_Short task_
Using the records that follow, copy every line containing the word "如果抛物线y".

Collection entries:
# # # # # # #

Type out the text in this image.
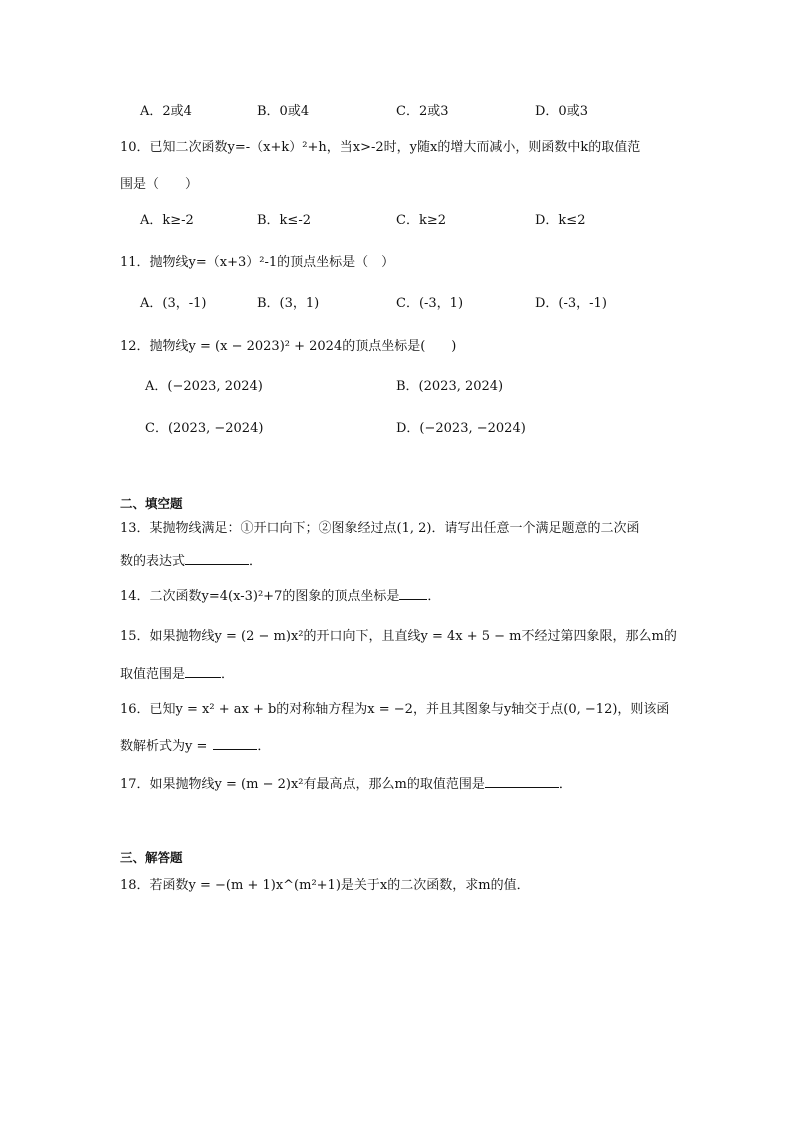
A．2或4	B．0或4	C．2或3	D．0或3
10．已知二次函数y=-（x+k）²+h，当x>-2时，y随x的增大而减小，则函数中k的取值范
围是（　　）
A．k≥-2	B．k≤-2	C．k≥2	D．k≤2
11．抛物线y=（x+3）²-1的顶点坐标是（　）
A．(3，-1)	B．(3，1)	C．(-3，1)	D．(-3，-1)
12．抛物线y = (x − 2023)² + 2024的顶点坐标是(　　)
A．(−2023, 2024)	B．(2023, 2024)
C．(2023, −2024)	D．(−2023, −2024)
二、填空题
13．某抛物线满足：①开口向下；②图象经过点(1, 2)．请写出任意一个满足题意的二次函
数的表达式	．
14．二次函数y=4(x-3)²+7的图象的顶点坐标是 ．
15．如果抛物线y = (2 − m)x²的开口向下，且直线y = 4x + 5 − m不经过第四象限，那么m的
取值范围是	．
16．已知y = x² + ax + b的对称轴方程为x = −2，并且其图象与y轴交于点(0, −12)，则该函
数解析式为y =	．
17．如果抛物线y = (m − 2)x²有最高点，那么m的取值范围是	．
三、解答题
18．若函数y = −(m + 1)x^(m²+1)是关于x的二次函数，求m的值．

# # # # # # #

_Task solution_
15．如果抛物线y = (2 − m)x²的开口向下，且直线y = 4x + 5 − m不经过第四象限，那么m的
17．如果抛物线y = (m − 2)x²有最高点，那么m的取值范围是	．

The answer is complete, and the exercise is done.